------ Recorded data ------

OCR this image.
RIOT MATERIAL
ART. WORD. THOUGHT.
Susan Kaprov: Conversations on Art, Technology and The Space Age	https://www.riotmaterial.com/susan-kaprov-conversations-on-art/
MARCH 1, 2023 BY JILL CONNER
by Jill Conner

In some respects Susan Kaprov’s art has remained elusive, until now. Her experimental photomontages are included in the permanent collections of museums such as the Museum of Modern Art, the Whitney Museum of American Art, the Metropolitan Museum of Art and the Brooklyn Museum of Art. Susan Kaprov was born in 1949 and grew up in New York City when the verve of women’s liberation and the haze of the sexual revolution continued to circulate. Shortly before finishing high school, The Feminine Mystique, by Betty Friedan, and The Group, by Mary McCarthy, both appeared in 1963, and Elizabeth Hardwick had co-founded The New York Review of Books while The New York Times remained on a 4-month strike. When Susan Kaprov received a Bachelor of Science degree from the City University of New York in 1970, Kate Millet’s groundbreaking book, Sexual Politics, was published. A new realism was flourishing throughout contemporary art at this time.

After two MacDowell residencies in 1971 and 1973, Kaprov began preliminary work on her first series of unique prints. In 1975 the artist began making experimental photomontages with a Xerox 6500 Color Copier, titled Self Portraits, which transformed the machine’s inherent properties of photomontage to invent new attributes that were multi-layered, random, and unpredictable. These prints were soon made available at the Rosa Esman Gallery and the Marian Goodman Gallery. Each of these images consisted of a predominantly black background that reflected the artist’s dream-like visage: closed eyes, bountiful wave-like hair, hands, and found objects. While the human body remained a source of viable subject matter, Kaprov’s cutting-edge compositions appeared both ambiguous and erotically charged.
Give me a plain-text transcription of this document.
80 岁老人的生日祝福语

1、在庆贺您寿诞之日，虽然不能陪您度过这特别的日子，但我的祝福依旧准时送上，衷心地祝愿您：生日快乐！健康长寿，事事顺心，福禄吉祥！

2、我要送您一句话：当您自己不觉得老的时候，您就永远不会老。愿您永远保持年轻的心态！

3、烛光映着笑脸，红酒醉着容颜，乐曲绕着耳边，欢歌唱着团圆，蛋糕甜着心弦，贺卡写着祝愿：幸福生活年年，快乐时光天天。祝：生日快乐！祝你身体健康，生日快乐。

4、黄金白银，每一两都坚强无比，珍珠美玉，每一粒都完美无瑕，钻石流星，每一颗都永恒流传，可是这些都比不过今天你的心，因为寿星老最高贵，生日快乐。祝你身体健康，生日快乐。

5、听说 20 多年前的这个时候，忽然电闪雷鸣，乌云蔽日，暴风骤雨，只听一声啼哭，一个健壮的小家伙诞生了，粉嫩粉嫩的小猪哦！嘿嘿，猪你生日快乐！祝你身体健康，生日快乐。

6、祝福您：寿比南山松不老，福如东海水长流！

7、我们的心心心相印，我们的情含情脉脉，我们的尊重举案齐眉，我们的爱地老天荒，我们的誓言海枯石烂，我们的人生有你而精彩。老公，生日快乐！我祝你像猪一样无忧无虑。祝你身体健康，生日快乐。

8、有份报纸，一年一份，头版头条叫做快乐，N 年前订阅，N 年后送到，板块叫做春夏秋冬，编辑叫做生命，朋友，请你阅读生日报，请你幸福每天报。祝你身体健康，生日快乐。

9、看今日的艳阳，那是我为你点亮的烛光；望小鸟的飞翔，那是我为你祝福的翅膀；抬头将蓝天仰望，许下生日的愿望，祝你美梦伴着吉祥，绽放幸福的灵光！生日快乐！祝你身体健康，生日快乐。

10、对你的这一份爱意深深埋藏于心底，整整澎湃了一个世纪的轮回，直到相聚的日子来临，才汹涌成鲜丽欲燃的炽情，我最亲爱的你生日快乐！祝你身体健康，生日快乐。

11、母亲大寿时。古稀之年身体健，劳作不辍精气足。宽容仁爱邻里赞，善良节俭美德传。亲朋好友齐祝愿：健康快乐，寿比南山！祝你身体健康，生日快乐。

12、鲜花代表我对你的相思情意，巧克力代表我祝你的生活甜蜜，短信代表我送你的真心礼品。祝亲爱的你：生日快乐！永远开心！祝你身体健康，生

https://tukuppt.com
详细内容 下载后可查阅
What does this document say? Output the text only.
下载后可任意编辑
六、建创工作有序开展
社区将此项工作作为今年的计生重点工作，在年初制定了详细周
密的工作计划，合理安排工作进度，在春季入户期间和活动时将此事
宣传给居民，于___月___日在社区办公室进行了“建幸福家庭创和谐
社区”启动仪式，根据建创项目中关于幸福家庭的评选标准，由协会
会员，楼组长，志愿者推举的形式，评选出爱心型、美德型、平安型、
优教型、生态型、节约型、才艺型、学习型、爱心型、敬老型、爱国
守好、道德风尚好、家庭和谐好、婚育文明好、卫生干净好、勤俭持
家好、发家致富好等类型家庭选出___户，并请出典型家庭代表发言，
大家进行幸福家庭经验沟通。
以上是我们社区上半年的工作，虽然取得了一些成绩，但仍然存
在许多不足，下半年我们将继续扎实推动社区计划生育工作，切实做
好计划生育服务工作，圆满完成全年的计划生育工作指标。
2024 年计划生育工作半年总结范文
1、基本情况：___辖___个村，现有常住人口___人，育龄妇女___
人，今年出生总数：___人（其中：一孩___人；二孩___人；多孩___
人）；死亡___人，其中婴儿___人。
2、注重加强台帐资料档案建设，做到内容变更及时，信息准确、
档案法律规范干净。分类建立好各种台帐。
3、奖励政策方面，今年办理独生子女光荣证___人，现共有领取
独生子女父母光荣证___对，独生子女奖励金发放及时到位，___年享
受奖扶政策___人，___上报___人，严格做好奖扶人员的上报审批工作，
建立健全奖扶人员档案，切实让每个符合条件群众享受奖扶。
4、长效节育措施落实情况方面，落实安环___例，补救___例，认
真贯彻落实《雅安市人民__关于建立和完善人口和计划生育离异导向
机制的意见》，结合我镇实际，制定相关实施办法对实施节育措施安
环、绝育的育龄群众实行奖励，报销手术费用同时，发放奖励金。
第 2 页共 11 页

------

* **The request**: Identify the lines above that contain the word "text", then copy them.

* **Output for this exercise**:
Give me a plain-text transcription of this document.
What does this document say? Output the text only.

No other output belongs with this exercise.